How to complete this task: The records below need to be repeated exactly, with every picture left out.

[Page content records]
###
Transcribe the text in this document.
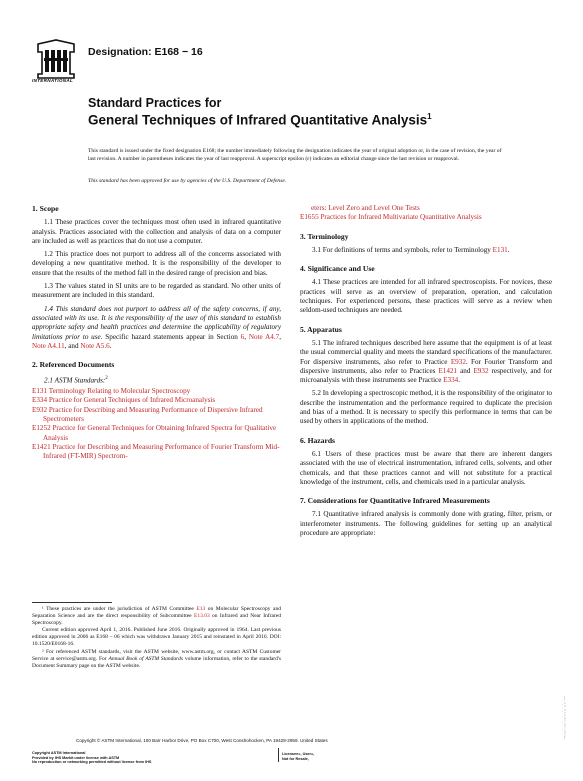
INTERNATIONAL
Designation: E168 − 16
Standard Practices for
General Techniques of Infrared Quantitative Analysis$^1$
This standard is issued under the fixed designation E168; the number immediately following the designation indicates the year of original adoption or, in the case of revision, the year of last revision. A number in parentheses indicates the year of last reapproval. A superscript epsilon (ε) indicates an editorial change since the last revision or reapproval.
This standard has been approved for use by agencies of the U.S. Department of Defense.
1. Scope

1.1 These practices cover the techniques most often used in infrared quantitative analysis. Practices associated with the collection and analysis of data on a computer are included as well as practices that do not use a computer.

1.2 This practice does not purport to address all of the concerns associated with developing a new quantitative method. It is the responsibility of the developer to ensure that the results of the method fall in the desired range of precision and bias.

1.3 The values stated in SI units are to be regarded as standard. No other units of measurement are included in this standard.

1.4 This standard does not purport to address all of the safety concerns, if any, associated with its use. It is the responsibility of the user of this standard to establish appropriate safety and health practices and determine the applicability of regulatory limitations prior to use. Specific hazard statements appear in Section 6, Note A4.7, Note A4.11, and Note A5.6.

2. Referenced Documents

2.1 ASTM Standards:$^2$

E131 Terminology Relating to Molecular Spectroscopy

E334 Practice for General Techniques of Infrared Microanalysis

E932 Practice for Describing and Measuring Performance of Dispersive Infrared Spectrometers

E1252 Practice for General Techniques for Obtaining Infrared Spectra for Qualitative Analysis

E1421 Practice for Describing and Measuring Performance of Fourier Transform Mid-Infrared (FT-MIR) Spectrom-

¹ These practices are under the jurisdiction of ASTM Committee E13 on Molecular Spectroscopy and Separation Science and are the direct responsibility of Subcommittee E13.03 on Infrared and Near Infrared Spectroscopy.

Current edition approved April 1, 2016. Published June 2016. Originally approved in 1964. Last previous edition approved in 2006 as E168 – 06 which was withdrawn January 2015 and reinstated in April 2016. DOI: 10.1520/E0168-16.

² For referenced ASTM standards, visit the ASTM website, www.astm.org, or contact ASTM Customer Service at service@astm.org. For Annual Book of ASTM Standards volume information, refer to the standard's Document Summary page on the ASTM website.

eters: Level Zero and Level One Tests

E1655 Practices for Infrared Multivariate Quantitative Analysis

3. Terminology

3.1 For definitions of terms and symbols, refer to Terminology E131.

4. Significance and Use

4.1 These practices are intended for all infrared spectroscopists. For novices, these practices will serve as an overview of preparation, operation, and calculation techniques. For experienced persons, these practices will serve as a review when seldom-used techniques are needed.

5. Apparatus

5.1 The infrared techniques described here assume that the equipment is of at least the usual commercial quality and meets the standard specifications of the manufacturer. For dispersive instruments, also refer to Practice E932. For Fourier Transform and dispersive instruments, also refer to Practices E1421 and E932 respectively, and for microanalysis with these instruments see Practice E334.

5.2 In developing a spectroscopic method, it is the responsibility of the originator to describe the instrumentation and the performance required to duplicate the precision and bias of a method. It is necessary to specify this performance in terms that can be used by others in applications of the method.

6. Hazards

6.1 Users of these practices must be aware that there are inherent dangers associated with the use of electrical instrumentation, infrared cells, solvents, and other chemicals, and that these practices cannot and will not substitute for a practical knowledge of the instrument, cells, and chemicals used in a particular analysis.

7. Considerations for Quantitative Infrared Measurements

7.1 Quantitative infrared analysis is commonly done with grating, filter, prism, or interferometer instruments. The following guidelines for setting up an analytical procedure are appropriate:

Copyright © ASTM International, 100 Barr Harbor Drive, PO Box C700, West Conshohocken, PA 19428-2959. United States
Copyright ASTM International
Provided by IHS Markit under license with ASTM
No reproduction or networking permitted without license from IHS
Licensee=, User=,
Not for Resale,
--,,,,,,`,,,,,`,,,,`,,,`,,`,,`,,`---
###
Answer for this exercise:
Transcribe the text in this document.
INTERNATIONAL
Designation: E168 − 16
Standard Practices for
General Techniques of Infrared Quantitative Analysis$^1$
This standard is issued under the fixed designation E168; the number immediately following the designation indicates the year of original adoption or, in the case of revision, the year of last revision. A number in parentheses indicates the year of last reapproval. A superscript epsilon (ε) indicates an editorial change since the last revision or reapproval.
This standard has been approved for use by agencies of the U.S. Department of Defense.
1. Scope

1.1 These practices cover the techniques most often used in infrared quantitative analysis. Practices associated with the collection and analysis of data on a computer are included as well as practices that do not use a computer.

1.2 This practice does not purport to address all of the concerns associated with developing a new quantitative method. It is the responsibility of the developer to ensure that the results of the method fall in the desired range of precision and bias.

1.3 The values stated in SI units are to be regarded as standard. No other units of measurement are included in this standard.

1.4 This standard does not purport to address all of the safety concerns, if any, associated with its use. It is the responsibility of the user of this standard to establish appropriate safety and health practices and determine the applicability of regulatory limitations prior to use. Specific hazard statements appear in Section 6, Note A4.7, Note A4.11, and Note A5.6.

2. Referenced Documents

2.1 ASTM Standards:$^2$

E131 Terminology Relating to Molecular Spectroscopy

E334 Practice for General Techniques of Infrared Microanalysis

E932 Practice for Describing and Measuring Performance of Dispersive Infrared Spectrometers

E1252 Practice for General Techniques for Obtaining Infrared Spectra for Qualitative Analysis

E1421 Practice for Describing and Measuring Performance of Fourier Transform Mid-Infrared (FT-MIR) Spectrom-

¹ These practices are under the jurisdiction of ASTM Committee E13 on Molecular Spectroscopy and Separation Science and are the direct responsibility of Subcommittee E13.03 on Infrared and Near Infrared Spectroscopy.

Current edition approved April 1, 2016. Published June 2016. Originally approved in 1964. Last previous edition approved in 2006 as E168 – 06 which was withdrawn January 2015 and reinstated in April 2016. DOI: 10.1520/E0168-16.

² For referenced ASTM standards, visit the ASTM website, www.astm.org, or contact ASTM Customer Service at service@astm.org. For Annual Book of ASTM Standards volume information, refer to the standard's Document Summary page on the ASTM website.

eters: Level Zero and Level One Tests

E1655 Practices for Infrared Multivariate Quantitative Analysis

3. Terminology

3.1 For definitions of terms and symbols, refer to Terminology E131.

4. Significance and Use

4.1 These practices are intended for all infrared spectroscopists. For novices, these practices will serve as an overview of preparation, operation, and calculation techniques. For experienced persons, these practices will serve as a review when seldom-used techniques are needed.

5. Apparatus

5.1 The infrared techniques described here assume that the equipment is of at least the usual commercial quality and meets the standard specifications of the manufacturer. For dispersive instruments, also refer to Practice E932. For Fourier Transform and dispersive instruments, also refer to Practices E1421 and E932 respectively, and for microanalysis with these instruments see Practice E334.

5.2 In developing a spectroscopic method, it is the responsibility of the originator to describe the instrumentation and the performance required to duplicate the precision and bias of a method. It is necessary to specify this performance in terms that can be used by others in applications of the method.

6. Hazards

6.1 Users of these practices must be aware that there are inherent dangers associated with the use of electrical instrumentation, infrared cells, solvents, and other chemicals, and that these practices cannot and will not substitute for a practical knowledge of the instrument, cells, and chemicals used in a particular analysis.

7. Considerations for Quantitative Infrared Measurements

7.1 Quantitative infrared analysis is commonly done with grating, filter, prism, or interferometer instruments. The following guidelines for setting up an analytical procedure are appropriate:

Copyright © ASTM International, 100 Barr Harbor Drive, PO Box C700, West Conshohocken, PA 19428-2959. United States
Copyright ASTM International
Provided by IHS Markit under license with ASTM
No reproduction or networking permitted without license from IHS
Licensee=, User=,
Not for Resale,
--,,,,,,`,,,,,`,,,,`,,,`,,`,,`,,`---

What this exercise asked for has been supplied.